_Description of the task_
Copy out every record below exactly as written, but leave out any pictures.

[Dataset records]
>> BEGIN
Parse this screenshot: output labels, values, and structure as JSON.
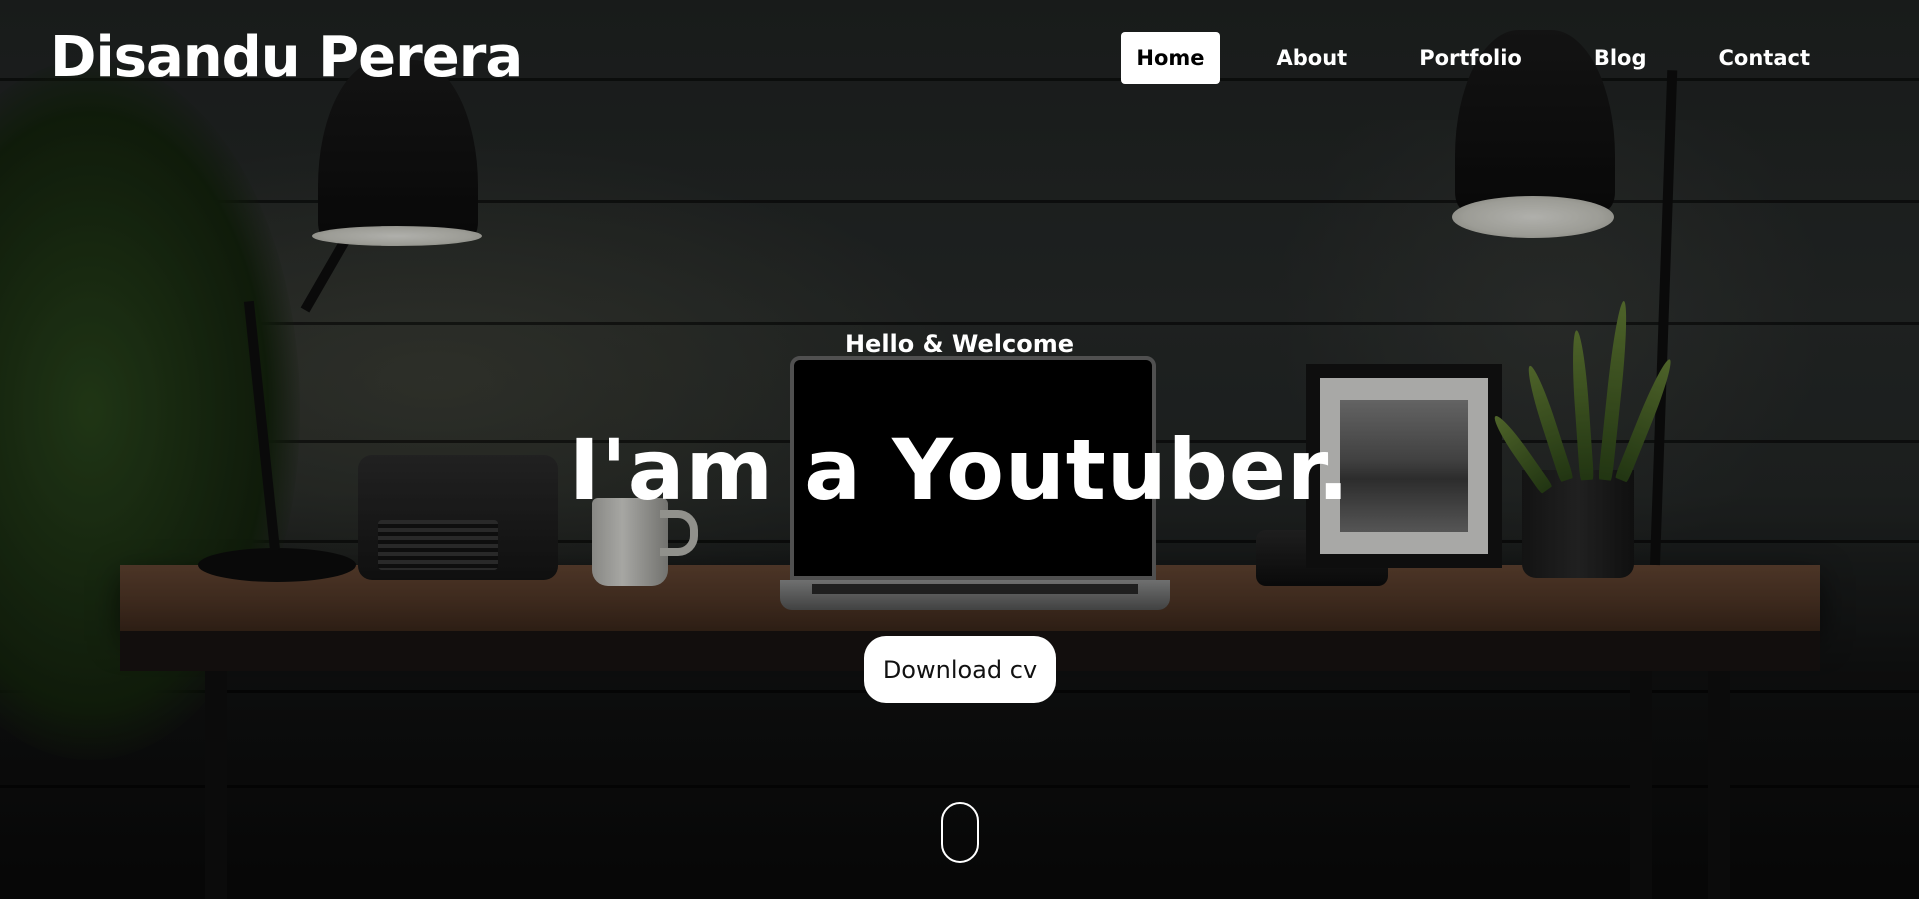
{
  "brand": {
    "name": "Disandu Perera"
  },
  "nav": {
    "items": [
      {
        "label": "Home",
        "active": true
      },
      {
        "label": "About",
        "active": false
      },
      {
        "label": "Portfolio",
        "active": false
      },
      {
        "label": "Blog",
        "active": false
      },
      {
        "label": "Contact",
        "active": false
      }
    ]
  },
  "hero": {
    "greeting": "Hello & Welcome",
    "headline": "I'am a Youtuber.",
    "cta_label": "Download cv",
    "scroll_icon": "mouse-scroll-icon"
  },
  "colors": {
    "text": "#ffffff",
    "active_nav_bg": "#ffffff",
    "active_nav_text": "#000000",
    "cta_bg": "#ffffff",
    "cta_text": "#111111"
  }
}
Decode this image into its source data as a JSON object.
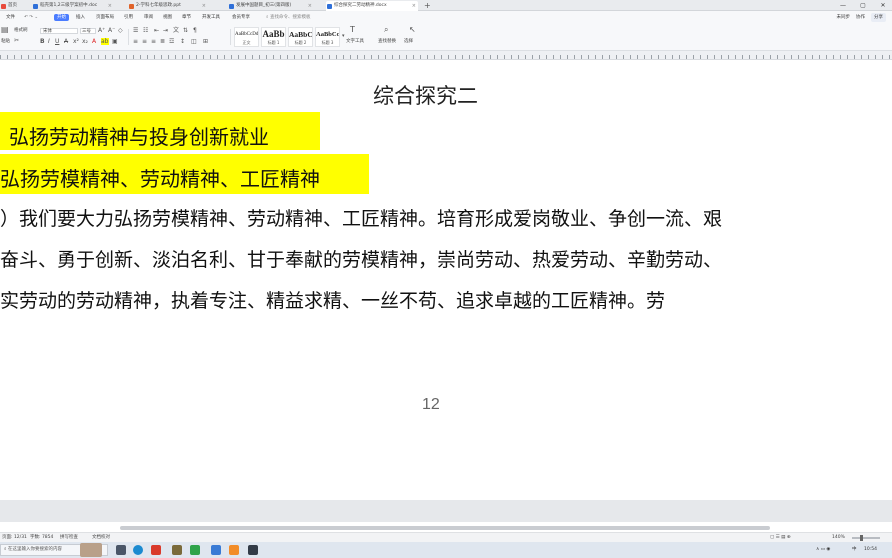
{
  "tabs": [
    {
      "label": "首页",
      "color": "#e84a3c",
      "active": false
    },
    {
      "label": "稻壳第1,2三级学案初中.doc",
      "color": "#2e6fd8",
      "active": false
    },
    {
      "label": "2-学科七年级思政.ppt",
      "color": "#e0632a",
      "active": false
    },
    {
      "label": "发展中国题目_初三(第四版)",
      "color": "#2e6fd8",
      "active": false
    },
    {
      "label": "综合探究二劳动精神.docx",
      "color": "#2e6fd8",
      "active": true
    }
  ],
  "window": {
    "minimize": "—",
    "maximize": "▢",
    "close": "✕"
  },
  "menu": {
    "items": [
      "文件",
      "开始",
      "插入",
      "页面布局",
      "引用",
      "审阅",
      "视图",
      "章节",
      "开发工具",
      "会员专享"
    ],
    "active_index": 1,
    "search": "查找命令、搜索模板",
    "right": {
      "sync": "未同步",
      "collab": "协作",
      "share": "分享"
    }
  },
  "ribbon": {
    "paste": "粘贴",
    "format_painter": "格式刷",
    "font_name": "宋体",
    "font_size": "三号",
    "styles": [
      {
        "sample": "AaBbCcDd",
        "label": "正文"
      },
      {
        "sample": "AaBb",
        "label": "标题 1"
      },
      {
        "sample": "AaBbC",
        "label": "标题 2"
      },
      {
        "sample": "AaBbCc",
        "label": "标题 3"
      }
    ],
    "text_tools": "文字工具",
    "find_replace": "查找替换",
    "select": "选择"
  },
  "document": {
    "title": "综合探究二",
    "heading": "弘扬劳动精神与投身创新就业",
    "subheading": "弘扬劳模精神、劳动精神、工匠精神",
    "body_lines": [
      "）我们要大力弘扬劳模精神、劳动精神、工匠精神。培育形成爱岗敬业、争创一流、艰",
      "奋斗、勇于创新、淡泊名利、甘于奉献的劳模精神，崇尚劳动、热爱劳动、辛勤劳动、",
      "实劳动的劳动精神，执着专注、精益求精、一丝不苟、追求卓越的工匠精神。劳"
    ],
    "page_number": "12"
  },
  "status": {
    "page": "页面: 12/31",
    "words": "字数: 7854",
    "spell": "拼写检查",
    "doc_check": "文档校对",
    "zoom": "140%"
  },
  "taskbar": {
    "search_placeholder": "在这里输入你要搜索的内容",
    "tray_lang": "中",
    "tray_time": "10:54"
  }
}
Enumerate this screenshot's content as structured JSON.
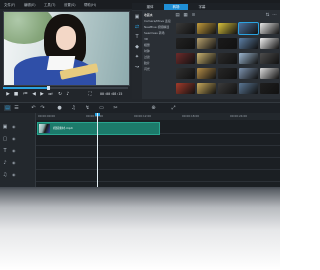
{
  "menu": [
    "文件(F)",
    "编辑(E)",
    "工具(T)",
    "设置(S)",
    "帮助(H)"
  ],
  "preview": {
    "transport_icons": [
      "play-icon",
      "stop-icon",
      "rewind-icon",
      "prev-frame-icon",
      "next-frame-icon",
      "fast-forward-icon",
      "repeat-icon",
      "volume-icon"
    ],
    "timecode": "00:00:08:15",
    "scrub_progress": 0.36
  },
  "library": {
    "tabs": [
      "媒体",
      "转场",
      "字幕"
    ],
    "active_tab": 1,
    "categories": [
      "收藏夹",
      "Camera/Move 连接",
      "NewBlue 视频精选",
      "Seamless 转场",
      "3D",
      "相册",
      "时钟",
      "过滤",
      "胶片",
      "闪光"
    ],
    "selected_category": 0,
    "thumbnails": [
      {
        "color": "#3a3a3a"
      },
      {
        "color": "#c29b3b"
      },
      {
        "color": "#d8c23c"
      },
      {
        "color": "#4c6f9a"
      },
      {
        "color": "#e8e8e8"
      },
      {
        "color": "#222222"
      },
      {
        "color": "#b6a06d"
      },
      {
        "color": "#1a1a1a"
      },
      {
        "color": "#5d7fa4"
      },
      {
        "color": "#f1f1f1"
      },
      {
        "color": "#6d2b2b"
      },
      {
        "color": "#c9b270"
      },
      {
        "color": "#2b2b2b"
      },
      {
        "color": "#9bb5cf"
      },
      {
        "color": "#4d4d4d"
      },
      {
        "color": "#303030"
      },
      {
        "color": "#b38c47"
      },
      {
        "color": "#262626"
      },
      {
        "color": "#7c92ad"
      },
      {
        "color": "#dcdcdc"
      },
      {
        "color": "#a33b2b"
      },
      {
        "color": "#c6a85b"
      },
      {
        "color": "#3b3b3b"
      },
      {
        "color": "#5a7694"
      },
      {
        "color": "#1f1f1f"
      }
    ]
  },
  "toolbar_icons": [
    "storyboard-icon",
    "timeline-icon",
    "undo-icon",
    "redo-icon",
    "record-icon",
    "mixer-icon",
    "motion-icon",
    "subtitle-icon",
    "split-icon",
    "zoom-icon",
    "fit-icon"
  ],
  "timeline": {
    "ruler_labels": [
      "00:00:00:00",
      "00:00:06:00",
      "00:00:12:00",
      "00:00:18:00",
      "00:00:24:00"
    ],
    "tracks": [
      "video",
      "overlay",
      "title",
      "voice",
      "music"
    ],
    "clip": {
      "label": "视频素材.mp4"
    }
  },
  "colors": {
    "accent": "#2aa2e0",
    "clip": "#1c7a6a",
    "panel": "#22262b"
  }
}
>> END
_Result below_
Parse this screenshot: output labels, values, and structure as JSON.
{
  "brand": {
    "name": "Disandu Perera"
  },
  "nav": {
    "items": [
      {
        "label": "Home",
        "active": true
      },
      {
        "label": "About",
        "active": false
      },
      {
        "label": "Portfolio",
        "active": false
      },
      {
        "label": "Blog",
        "active": false
      },
      {
        "label": "Contact",
        "active": false
      }
    ]
  },
  "hero": {
    "greeting": "Hello & Welcome",
    "headline": "I'am a Youtuber.",
    "cta_label": "Download cv",
    "scroll_icon": "mouse-scroll-icon"
  },
  "colors": {
    "text": "#ffffff",
    "active_nav_bg": "#ffffff",
    "active_nav_text": "#000000",
    "cta_bg": "#ffffff",
    "cta_text": "#111111"
  }
}
Decode this image into its source data as a JSON object.
{
  "tabs": [
    {
      "label": "首页",
      "color": "#e84a3c",
      "active": false
    },
    {
      "label": "稻壳第1,2三级学案初中.doc",
      "color": "#2e6fd8",
      "active": false
    },
    {
      "label": "2-学科七年级思政.ppt",
      "color": "#e0632a",
      "active": false
    },
    {
      "label": "发展中国题目_初三(第四版)",
      "color": "#2e6fd8",
      "active": false
    },
    {
      "label": "综合探究二劳动精神.docx",
      "color": "#2e6fd8",
      "active": true
    }
  ],
  "window": {
    "minimize": "—",
    "maximize": "▢",
    "close": "✕"
  },
  "menu": {
    "items": [
      "文件",
      "开始",
      "插入",
      "页面布局",
      "引用",
      "审阅",
      "视图",
      "章节",
      "开发工具",
      "会员专享"
    ],
    "active_index": 1,
    "search": "查找命令、搜索模板",
    "right": {
      "sync": "未同步",
      "collab": "协作",
      "share": "分享"
    }
  },
  "ribbon": {
    "paste": "粘贴",
    "format_painter": "格式刷",
    "font_name": "宋体",
    "font_size": "三号",
    "styles": [
      {
        "sample": "AaBbCcDd",
        "label": "正文"
      },
      {
        "sample": "AaBb",
        "label": "标题 1"
      },
      {
        "sample": "AaBbC",
        "label": "标题 2"
      },
      {
        "sample": "AaBbCc",
        "label": "标题 3"
      }
    ],
    "text_tools": "文字工具",
    "find_replace": "查找替换",
    "select": "选择"
  },
  "document": {
    "title": "综合探究二",
    "heading": "弘扬劳动精神与投身创新就业",
    "subheading": "弘扬劳模精神、劳动精神、工匠精神",
    "body_lines": [
      "）我们要大力弘扬劳模精神、劳动精神、工匠精神。培育形成爱岗敬业、争创一流、艰",
      "奋斗、勇于创新、淡泊名利、甘于奉献的劳模精神，崇尚劳动、热爱劳动、辛勤劳动、",
      "实劳动的劳动精神，执着专注、精益求精、一丝不苟、追求卓越的工匠精神。劳"
    ],
    "page_number": "12"
  },
  "status": {
    "page": "页面: 12/31",
    "words": "字数: 7854",
    "spell": "拼写检查",
    "doc_check": "文档校对",
    "zoom": "140%"
  },
  "taskbar": {
    "search_placeholder": "在这里输入你要搜索的内容",
    "tray_lang": "中",
    "tray_time": "10:54"
  }
}
Enumerate this screenshot's content as structured JSON.
{
  "menu": [
    "文件(F)",
    "编辑(E)",
    "工具(T)",
    "设置(S)",
    "帮助(H)"
  ],
  "preview": {
    "transport_icons": [
      "play-icon",
      "stop-icon",
      "rewind-icon",
      "prev-frame-icon",
      "next-frame-icon",
      "fast-forward-icon",
      "repeat-icon",
      "volume-icon"
    ],
    "timecode": "00:00:08:15",
    "scrub_progress": 0.36
  },
  "library": {
    "tabs": [
      "媒体",
      "转场",
      "字幕"
    ],
    "active_tab": 1,
    "categories": [
      "收藏夹",
      "Camera/Move 连接",
      "NewBlue 视频精选",
      "Seamless 转场",
      "3D",
      "相册",
      "时钟",
      "过滤",
      "胶片",
      "闪光"
    ],
    "selected_category": 0,
    "thumbnails": [
      {
        "color": "#3a3a3a"
      },
      {
        "color": "#c29b3b"
      },
      {
        "color": "#d8c23c"
      },
      {
        "color": "#4c6f9a"
      },
      {
        "color": "#e8e8e8"
      },
      {
        "color": "#222222"
      },
      {
        "color": "#b6a06d"
      },
      {
        "color": "#1a1a1a"
      },
      {
        "color": "#5d7fa4"
      },
      {
        "color": "#f1f1f1"
      },
      {
        "color": "#6d2b2b"
      },
      {
        "color": "#c9b270"
      },
      {
        "color": "#2b2b2b"
      },
      {
        "color": "#9bb5cf"
      },
      {
        "color": "#4d4d4d"
      },
      {
        "color": "#303030"
      },
      {
        "color": "#b38c47"
      },
      {
        "color": "#262626"
      },
      {
        "color": "#7c92ad"
      },
      {
        "color": "#dcdcdc"
      },
      {
        "color": "#a33b2b"
      },
      {
        "color": "#c6a85b"
      },
      {
        "color": "#3b3b3b"
      },
      {
        "color": "#5a7694"
      },
      {
        "color": "#1f1f1f"
      }
    ]
  },
  "toolbar_icons": [
    "storyboard-icon",
    "timeline-icon",
    "undo-icon",
    "redo-icon",
    "record-icon",
    "mixer-icon",
    "motion-icon",
    "subtitle-icon",
    "split-icon",
    "zoom-icon",
    "fit-icon"
  ],
  "timeline": {
    "ruler_labels": [
      "00:00:00:00",
      "00:00:06:00",
      "00:00:12:00",
      "00:00:18:00",
      "00:00:24:00"
    ],
    "tracks": [
      "video",
      "overlay",
      "title",
      "voice",
      "music"
    ],
    "clip": {
      "label": "视频素材.mp4"
    }
  },
  "colors": {
    "accent": "#2aa2e0",
    "clip": "#1c7a6a",
    "panel": "#22262b"
  }
}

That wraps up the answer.